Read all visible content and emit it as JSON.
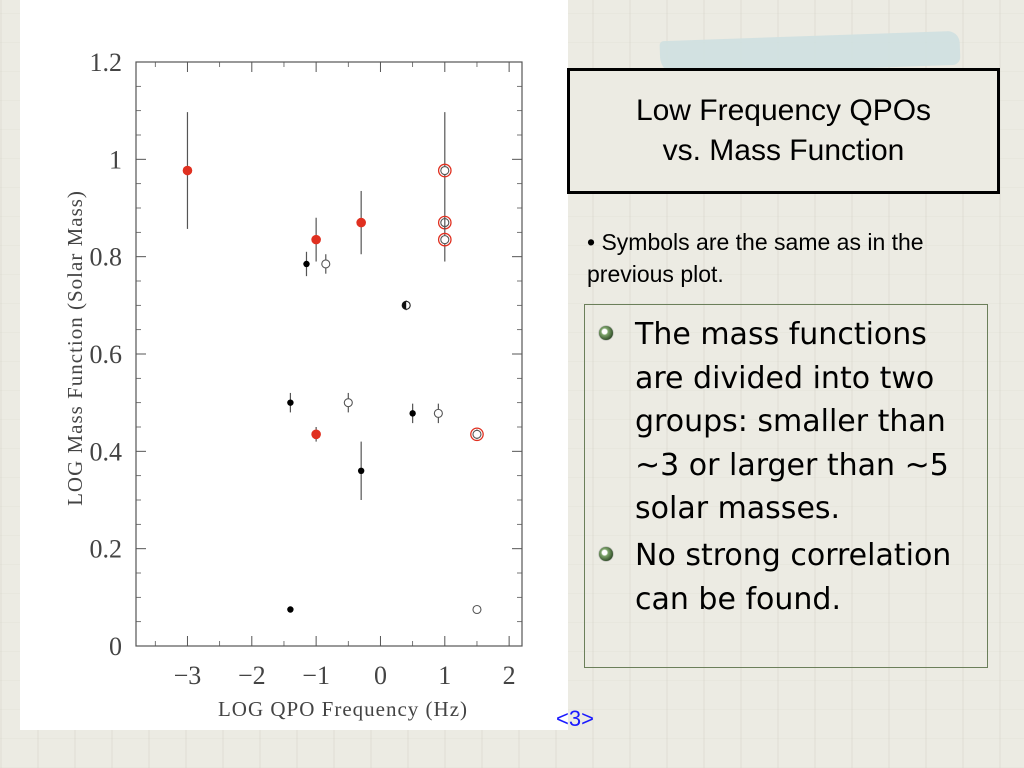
{
  "slide": {
    "title_line1": "Low Frequency QPOs",
    "title_line2": "vs. Mass Function",
    "note": "• Symbols are the same as in the previous plot.",
    "bullets": [
      "The mass functions are divided into two groups: smaller than ~3 or larger than ~5 solar masses.",
      "No strong correlation can be found."
    ],
    "page_number": "<3>"
  },
  "colors": {
    "filled_point": "#000000",
    "highlight_red": "#e03020",
    "axis": "#555555",
    "title_border": "#000000",
    "bullet_border": "#6b7f5a",
    "page_number": "#1a1aff"
  },
  "chart_data": {
    "type": "scatter",
    "title": "",
    "xlabel": "LOG QPO Frequency (Hz)",
    "ylabel": "LOG Mass Function (Solar Mass)",
    "xlim": [
      -3.8,
      2.2
    ],
    "ylim": [
      0,
      1.2
    ],
    "xticks": [
      -3,
      -2,
      -1,
      0,
      1,
      2
    ],
    "xtick_labels": [
      "−3",
      "−2",
      "−1",
      "0",
      "1",
      "2"
    ],
    "yticks": [
      0,
      0.2,
      0.4,
      0.6,
      0.8,
      1,
      1.2
    ],
    "ytick_labels": [
      "0",
      "0.2",
      "0.4",
      "0.6",
      "0.8",
      "1",
      "1.2"
    ],
    "grid": false,
    "points": [
      {
        "x": -3.0,
        "y": 0.977,
        "err": 0.12,
        "marker": "filled",
        "red": true
      },
      {
        "x": -1.0,
        "y": 0.835,
        "err": 0.045,
        "marker": "filled",
        "red": true
      },
      {
        "x": -0.3,
        "y": 0.87,
        "err": 0.065,
        "marker": "filled",
        "red": true
      },
      {
        "x": -1.15,
        "y": 0.785,
        "err": 0.025,
        "marker": "filled",
        "red": false
      },
      {
        "x": -0.85,
        "y": 0.785,
        "err": 0.02,
        "marker": "open",
        "red": false
      },
      {
        "x": 0.4,
        "y": 0.7,
        "err": 0.01,
        "marker": "half",
        "red": false
      },
      {
        "x": 1.0,
        "y": 0.977,
        "err": 0.12,
        "marker": "open",
        "red": true
      },
      {
        "x": 1.0,
        "y": 0.87,
        "err": 0.0,
        "marker": "open",
        "red": true
      },
      {
        "x": 1.0,
        "y": 0.835,
        "err": 0.045,
        "marker": "open",
        "red": true
      },
      {
        "x": -1.4,
        "y": 0.5,
        "err": 0.02,
        "marker": "filled",
        "red": false
      },
      {
        "x": -1.0,
        "y": 0.435,
        "err": 0.015,
        "marker": "filled",
        "red": true
      },
      {
        "x": -0.5,
        "y": 0.5,
        "err": 0.02,
        "marker": "open",
        "red": false
      },
      {
        "x": 0.5,
        "y": 0.478,
        "err": 0.02,
        "marker": "filled",
        "red": false
      },
      {
        "x": 0.9,
        "y": 0.478,
        "err": 0.02,
        "marker": "open",
        "red": false
      },
      {
        "x": 1.5,
        "y": 0.435,
        "err": 0.01,
        "marker": "open",
        "red": true
      },
      {
        "x": -0.3,
        "y": 0.36,
        "err": 0.06,
        "marker": "filled",
        "red": false
      },
      {
        "x": -1.4,
        "y": 0.075,
        "err": 0.0,
        "marker": "filled",
        "red": false
      },
      {
        "x": 1.5,
        "y": 0.075,
        "err": 0.0,
        "marker": "open",
        "red": false
      }
    ]
  }
}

■ GOAL
Pictures stay out of the copy; please restate every record above exactly.

■ OUTPUT
Read all visible content and emit it as JSON.
{
  "slide": {
    "title_line1": "Low Frequency QPOs",
    "title_line2": "vs. Mass Function",
    "note": "• Symbols are the same as in the previous plot.",
    "bullets": [
      "The mass functions are divided into two groups: smaller than ~3 or larger than ~5 solar masses.",
      "No strong correlation can be found."
    ],
    "page_number": "<3>"
  },
  "colors": {
    "filled_point": "#000000",
    "highlight_red": "#e03020",
    "axis": "#555555",
    "title_border": "#000000",
    "bullet_border": "#6b7f5a",
    "page_number": "#1a1aff"
  },
  "chart_data": {
    "type": "scatter",
    "title": "",
    "xlabel": "LOG QPO Frequency (Hz)",
    "ylabel": "LOG Mass Function (Solar Mass)",
    "xlim": [
      -3.8,
      2.2
    ],
    "ylim": [
      0,
      1.2
    ],
    "xticks": [
      -3,
      -2,
      -1,
      0,
      1,
      2
    ],
    "xtick_labels": [
      "−3",
      "−2",
      "−1",
      "0",
      "1",
      "2"
    ],
    "yticks": [
      0,
      0.2,
      0.4,
      0.6,
      0.8,
      1,
      1.2
    ],
    "ytick_labels": [
      "0",
      "0.2",
      "0.4",
      "0.6",
      "0.8",
      "1",
      "1.2"
    ],
    "grid": false,
    "points": [
      {
        "x": -3.0,
        "y": 0.977,
        "err": 0.12,
        "marker": "filled",
        "red": true
      },
      {
        "x": -1.0,
        "y": 0.835,
        "err": 0.045,
        "marker": "filled",
        "red": true
      },
      {
        "x": -0.3,
        "y": 0.87,
        "err": 0.065,
        "marker": "filled",
        "red": true
      },
      {
        "x": -1.15,
        "y": 0.785,
        "err": 0.025,
        "marker": "filled",
        "red": false
      },
      {
        "x": -0.85,
        "y": 0.785,
        "err": 0.02,
        "marker": "open",
        "red": false
      },
      {
        "x": 0.4,
        "y": 0.7,
        "err": 0.01,
        "marker": "half",
        "red": false
      },
      {
        "x": 1.0,
        "y": 0.977,
        "err": 0.12,
        "marker": "open",
        "red": true
      },
      {
        "x": 1.0,
        "y": 0.87,
        "err": 0.0,
        "marker": "open",
        "red": true
      },
      {
        "x": 1.0,
        "y": 0.835,
        "err": 0.045,
        "marker": "open",
        "red": true
      },
      {
        "x": -1.4,
        "y": 0.5,
        "err": 0.02,
        "marker": "filled",
        "red": false
      },
      {
        "x": -1.0,
        "y": 0.435,
        "err": 0.015,
        "marker": "filled",
        "red": true
      },
      {
        "x": -0.5,
        "y": 0.5,
        "err": 0.02,
        "marker": "open",
        "red": false
      },
      {
        "x": 0.5,
        "y": 0.478,
        "err": 0.02,
        "marker": "filled",
        "red": false
      },
      {
        "x": 0.9,
        "y": 0.478,
        "err": 0.02,
        "marker": "open",
        "red": false
      },
      {
        "x": 1.5,
        "y": 0.435,
        "err": 0.01,
        "marker": "open",
        "red": true
      },
      {
        "x": -0.3,
        "y": 0.36,
        "err": 0.06,
        "marker": "filled",
        "red": false
      },
      {
        "x": -1.4,
        "y": 0.075,
        "err": 0.0,
        "marker": "filled",
        "red": false
      },
      {
        "x": 1.5,
        "y": 0.075,
        "err": 0.0,
        "marker": "open",
        "red": false
      }
    ]
  }
}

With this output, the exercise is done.